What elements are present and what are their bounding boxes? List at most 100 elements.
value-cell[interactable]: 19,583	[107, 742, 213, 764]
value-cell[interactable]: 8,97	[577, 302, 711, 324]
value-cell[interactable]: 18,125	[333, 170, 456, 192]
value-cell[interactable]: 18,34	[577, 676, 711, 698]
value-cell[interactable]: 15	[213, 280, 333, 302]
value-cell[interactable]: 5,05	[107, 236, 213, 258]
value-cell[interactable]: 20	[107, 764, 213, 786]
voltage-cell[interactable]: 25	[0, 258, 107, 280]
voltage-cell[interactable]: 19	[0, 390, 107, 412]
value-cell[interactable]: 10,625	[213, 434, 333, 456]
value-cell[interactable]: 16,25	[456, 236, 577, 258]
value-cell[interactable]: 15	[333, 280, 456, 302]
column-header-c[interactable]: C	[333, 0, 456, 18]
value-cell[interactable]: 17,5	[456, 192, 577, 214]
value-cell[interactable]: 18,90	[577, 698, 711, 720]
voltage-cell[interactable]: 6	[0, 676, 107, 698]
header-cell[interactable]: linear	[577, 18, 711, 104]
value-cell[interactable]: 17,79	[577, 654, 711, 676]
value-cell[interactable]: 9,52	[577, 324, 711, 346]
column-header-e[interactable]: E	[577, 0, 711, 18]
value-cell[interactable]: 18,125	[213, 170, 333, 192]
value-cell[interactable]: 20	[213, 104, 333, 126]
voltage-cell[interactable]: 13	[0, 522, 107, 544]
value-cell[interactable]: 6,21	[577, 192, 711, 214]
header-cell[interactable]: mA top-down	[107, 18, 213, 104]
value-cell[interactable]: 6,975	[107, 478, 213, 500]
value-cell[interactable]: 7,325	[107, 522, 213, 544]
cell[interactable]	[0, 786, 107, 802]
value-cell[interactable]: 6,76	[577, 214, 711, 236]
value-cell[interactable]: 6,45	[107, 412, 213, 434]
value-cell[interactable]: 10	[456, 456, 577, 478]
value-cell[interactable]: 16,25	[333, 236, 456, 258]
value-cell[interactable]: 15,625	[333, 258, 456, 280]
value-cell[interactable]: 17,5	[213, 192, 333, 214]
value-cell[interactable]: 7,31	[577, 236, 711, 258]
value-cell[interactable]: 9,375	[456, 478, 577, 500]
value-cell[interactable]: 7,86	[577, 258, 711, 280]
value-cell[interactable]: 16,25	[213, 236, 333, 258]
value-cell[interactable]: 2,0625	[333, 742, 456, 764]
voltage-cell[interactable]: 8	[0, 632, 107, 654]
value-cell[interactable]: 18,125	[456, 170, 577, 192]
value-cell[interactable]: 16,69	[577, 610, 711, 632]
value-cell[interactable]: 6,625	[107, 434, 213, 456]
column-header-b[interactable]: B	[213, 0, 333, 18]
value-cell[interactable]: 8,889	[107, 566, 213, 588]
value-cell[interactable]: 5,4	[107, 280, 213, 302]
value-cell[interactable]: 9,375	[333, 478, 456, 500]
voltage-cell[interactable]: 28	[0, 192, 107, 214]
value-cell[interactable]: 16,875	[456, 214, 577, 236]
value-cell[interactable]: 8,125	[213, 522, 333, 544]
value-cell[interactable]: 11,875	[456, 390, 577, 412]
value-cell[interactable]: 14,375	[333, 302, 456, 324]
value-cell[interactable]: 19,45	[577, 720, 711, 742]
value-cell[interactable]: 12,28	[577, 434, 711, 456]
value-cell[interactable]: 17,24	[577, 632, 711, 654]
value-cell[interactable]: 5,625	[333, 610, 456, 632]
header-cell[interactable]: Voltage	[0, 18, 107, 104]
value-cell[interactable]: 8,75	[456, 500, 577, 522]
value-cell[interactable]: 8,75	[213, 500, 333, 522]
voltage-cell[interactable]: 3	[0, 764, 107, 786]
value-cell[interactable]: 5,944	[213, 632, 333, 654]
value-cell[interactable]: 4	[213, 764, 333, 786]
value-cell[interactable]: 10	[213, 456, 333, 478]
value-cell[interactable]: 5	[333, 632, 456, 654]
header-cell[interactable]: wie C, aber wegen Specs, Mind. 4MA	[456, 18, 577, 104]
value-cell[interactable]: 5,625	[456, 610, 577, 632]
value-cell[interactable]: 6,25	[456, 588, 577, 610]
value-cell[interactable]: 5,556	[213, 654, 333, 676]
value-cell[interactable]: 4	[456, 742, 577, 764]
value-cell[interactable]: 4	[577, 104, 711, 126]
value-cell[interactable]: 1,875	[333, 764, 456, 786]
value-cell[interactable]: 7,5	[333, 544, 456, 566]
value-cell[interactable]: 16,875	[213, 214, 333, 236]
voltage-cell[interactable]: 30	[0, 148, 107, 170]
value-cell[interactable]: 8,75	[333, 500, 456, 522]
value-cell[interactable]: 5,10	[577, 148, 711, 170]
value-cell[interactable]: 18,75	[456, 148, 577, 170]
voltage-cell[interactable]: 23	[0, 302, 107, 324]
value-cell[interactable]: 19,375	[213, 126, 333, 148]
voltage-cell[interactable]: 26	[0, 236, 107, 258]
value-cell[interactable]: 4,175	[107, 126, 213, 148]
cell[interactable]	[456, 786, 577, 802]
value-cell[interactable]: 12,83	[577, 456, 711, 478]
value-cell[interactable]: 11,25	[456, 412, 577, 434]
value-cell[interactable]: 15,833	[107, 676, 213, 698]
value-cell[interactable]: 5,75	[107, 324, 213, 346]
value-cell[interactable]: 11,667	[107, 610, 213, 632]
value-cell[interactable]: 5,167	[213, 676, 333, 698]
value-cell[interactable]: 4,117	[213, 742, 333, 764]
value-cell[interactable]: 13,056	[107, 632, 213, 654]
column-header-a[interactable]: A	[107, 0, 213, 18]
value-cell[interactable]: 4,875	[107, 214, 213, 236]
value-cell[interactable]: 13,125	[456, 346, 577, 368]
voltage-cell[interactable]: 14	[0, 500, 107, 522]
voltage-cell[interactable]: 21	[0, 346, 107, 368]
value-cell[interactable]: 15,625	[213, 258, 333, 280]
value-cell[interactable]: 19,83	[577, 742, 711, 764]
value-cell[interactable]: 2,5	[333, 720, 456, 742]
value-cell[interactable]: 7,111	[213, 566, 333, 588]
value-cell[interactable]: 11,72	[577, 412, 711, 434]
================================
Could you lay out all of the lines above as a Markdown table with two columns, "No." for the row number and "Line" for the line itself, leaving out any blank lines?

| No. | Line |
|---|---|
| 1 | What elements are present and what are their bounding boxes? List at most 100 elements. |
| 2 | value-cell[interactable]: 19,583	[107, 742, 213, 764] |
| 3 | value-cell[interactable]: 8,97	[577, 302, 711, 324] |
| 4 | value-cell[interactable]: 18,125	[333, 170, 456, 192] |
| 5 | value-cell[interactable]: 18,34	[577, 676, 711, 698] |
| 6 | value-cell[interactable]: 15	[213, 280, 333, 302] |
| 7 | value-cell[interactable]: 5,05	[107, 236, 213, 258] |
| 8 | value-cell[interactable]: 20	[107, 764, 213, 786] |
| 9 | voltage-cell[interactable]: 25	[0, 258, 107, 280] |
| 10 | voltage-cell[interactable]: 19	[0, 390, 107, 412] |
| 11 | value-cell[interactable]: 10,625	[213, 434, 333, 456] |
| 12 | value-cell[interactable]: 16,25	[456, 236, 577, 258] |
| 13 | value-cell[interactable]: 15	[333, 280, 456, 302] |
| 14 | column-header-c[interactable]: C	[333, 0, 456, 18] |
| 15 | value-cell[interactable]: 17,5	[456, 192, 577, 214] |
| 16 | value-cell[interactable]: 18,90	[577, 698, 711, 720] |
| 17 | voltage-cell[interactable]: 6	[0, 676, 107, 698] |
| 18 | header-cell[interactable]: linear	[577, 18, 711, 104] |
| 19 | value-cell[interactable]: 17,79	[577, 654, 711, 676] |
| 20 | value-cell[interactable]: 9,52	[577, 324, 711, 346] |
| 21 | column-header-e[interactable]: E	[577, 0, 711, 18] |
| 22 | value-cell[interactable]: 18,125	[213, 170, 333, 192] |
| 23 | value-cell[interactable]: 20	[213, 104, 333, 126] |
| 24 | voltage-cell[interactable]: 13	[0, 522, 107, 544] |
| 25 | value-cell[interactable]: 6,21	[577, 192, 711, 214] |
| 26 | header-cell[interactable]: mA top-down	[107, 18, 213, 104] |
| 27 | value-cell[interactable]: 6,975	[107, 478, 213, 500] |
| 28 | value-cell[interactable]: 7,325	[107, 522, 213, 544] |
| 29 | cell[interactable]	[0, 786, 107, 802] |
| 30 | value-cell[interactable]: 6,76	[577, 214, 711, 236] |
| 31 | value-cell[interactable]: 6,45	[107, 412, 213, 434] |
| 32 | value-cell[interactable]: 10	[456, 456, 577, 478] |
| 33 | value-cell[interactable]: 16,25	[333, 236, 456, 258] |
| 34 | value-cell[interactable]: 15,625	[333, 258, 456, 280] |
| 35 | value-cell[interactable]: 17,5	[213, 192, 333, 214] |
| 36 | value-cell[interactable]: 7,31	[577, 236, 711, 258] |
| 37 | value-cell[interactable]: 9,375	[456, 478, 577, 500] |
| 38 | value-cell[interactable]: 7,86	[577, 258, 711, 280] |
| 39 | value-cell[interactable]: 16,25	[213, 236, 333, 258] |
| 40 | value-cell[interactable]: 2,0625	[333, 742, 456, 764] |
| 41 | voltage-cell[interactable]: 8	[0, 632, 107, 654] |
| 42 | value-cell[interactable]: 18,125	[456, 170, 577, 192] |
| 43 | value-cell[interactable]: 16,69	[577, 610, 711, 632] |
| 44 | value-cell[interactable]: 6,625	[107, 434, 213, 456] |
| 45 | column-header-b[interactable]: B	[213, 0, 333, 18] |
| 46 | value-cell[interactable]: 8,889	[107, 566, 213, 588] |
| 47 | value-cell[interactable]: 5,4	[107, 280, 213, 302] |
| 48 | value-cell[interactable]: 9,375	[333, 478, 456, 500] |
| 49 | voltage-cell[interactable]: 28	[0, 192, 107, 214] |
| 50 | value-cell[interactable]: 16,875	[456, 214, 577, 236] |
| 51 | value-cell[interactable]: 8,125	[213, 522, 333, 544] |
| 52 | value-cell[interactable]: 11,875	[456, 390, 577, 412] |
| 53 | value-cell[interactable]: 14,375	[333, 302, 456, 324] |
| 54 | value-cell[interactable]: 19,45	[577, 720, 711, 742] |
| 55 | value-cell[interactable]: 12,28	[577, 434, 711, 456] |
| 56 | value-cell[interactable]: 17,24	[577, 632, 711, 654] |
| 57 | value-cell[interactable]: 5,625	[333, 610, 456, 632] |
| 58 | header-cell[interactable]: Voltage	[0, 18, 107, 104] |
| 59 | value-cell[interactable]: 8,75	[456, 500, 577, 522] |
| 60 | value-cell[interactable]: 8,75	[213, 500, 333, 522] |
| 61 | voltage-cell[interactable]: 3	[0, 764, 107, 786] |
| 62 | value-cell[interactable]: 5,944	[213, 632, 333, 654] |
| 63 | value-cell[interactable]: 4	[213, 764, 333, 786] |
| 64 | value-cell[interactable]: 10	[213, 456, 333, 478] |
| 65 | value-cell[interactable]: 5	[333, 632, 456, 654] |
| 66 | header-cell[interactable]: wie C, aber wegen Specs, Mind. 4MA	[456, 18, 577, 104] |
| 67 | value-cell[interactable]: 5,625	[456, 610, 577, 632] |
| 68 | value-cell[interactable]: 6,25	[456, 588, 577, 610] |
| 69 | value-cell[interactable]: 5,556	[213, 654, 333, 676] |
| 70 | value-cell[interactable]: 4	[456, 742, 577, 764] |
| 71 | value-cell[interactable]: 4	[577, 104, 711, 126] |
| 72 | value-cell[interactable]: 1,875	[333, 764, 456, 786] |
| 73 | value-cell[interactable]: 7,5	[333, 544, 456, 566] |
| 74 | value-cell[interactable]: 16,875	[213, 214, 333, 236] |
| 75 | voltage-cell[interactable]: 30	[0, 148, 107, 170] |
| 76 | value-cell[interactable]: 8,75	[333, 500, 456, 522] |
| 77 | value-cell[interactable]: 5,10	[577, 148, 711, 170] |
| 78 | value-cell[interactable]: 18,75	[456, 148, 577, 170] |
| 79 | voltage-cell[interactable]: 23	[0, 302, 107, 324] |
| 80 | value-cell[interactable]: 19,375	[213, 126, 333, 148] |
| 81 | voltage-cell[interactable]: 26	[0, 236, 107, 258] |
| 82 | value-cell[interactable]: 4,175	[107, 126, 213, 148] |
| 83 | cell[interactable]	[456, 786, 577, 802] |
| 84 | value-cell[interactable]: 12,83	[577, 456, 711, 478] |
| 85 | value-cell[interactable]: 11,25	[456, 412, 577, 434] |
| 86 | value-cell[interactable]: 15,833	[107, 676, 213, 698] |
| 87 | value-cell[interactable]: 5,75	[107, 324, 213, 346] |
| 88 | value-cell[interactable]: 11,667	[107, 610, 213, 632] |
| 89 | value-cell[interactable]: 5,167	[213, 676, 333, 698] |
| 90 | value-cell[interactable]: 4,117	[213, 742, 333, 764] |
| 91 | value-cell[interactable]: 13,056	[107, 632, 213, 654] |
| 92 | column-header-a[interactable]: A	[107, 0, 213, 18] |
| 93 | value-cell[interactable]: 4,875	[107, 214, 213, 236] |
| 94 | value-cell[interactable]: 13,125	[456, 346, 577, 368] |
| 95 | voltage-cell[interactable]: 14	[0, 500, 107, 522] |
| 96 | voltage-cell[interactable]: 21	[0, 346, 107, 368] |
| 97 | value-cell[interactable]: 15,625	[213, 258, 333, 280] |
| 98 | value-cell[interactable]: 19,83	[577, 742, 711, 764] |
| 99 | value-cell[interactable]: 2,5	[333, 720, 456, 742] |
| 100 | value-cell[interactable]: 7,111	[213, 566, 333, 588] |
| 101 | value-cell[interactable]: 11,72	[577, 412, 711, 434] |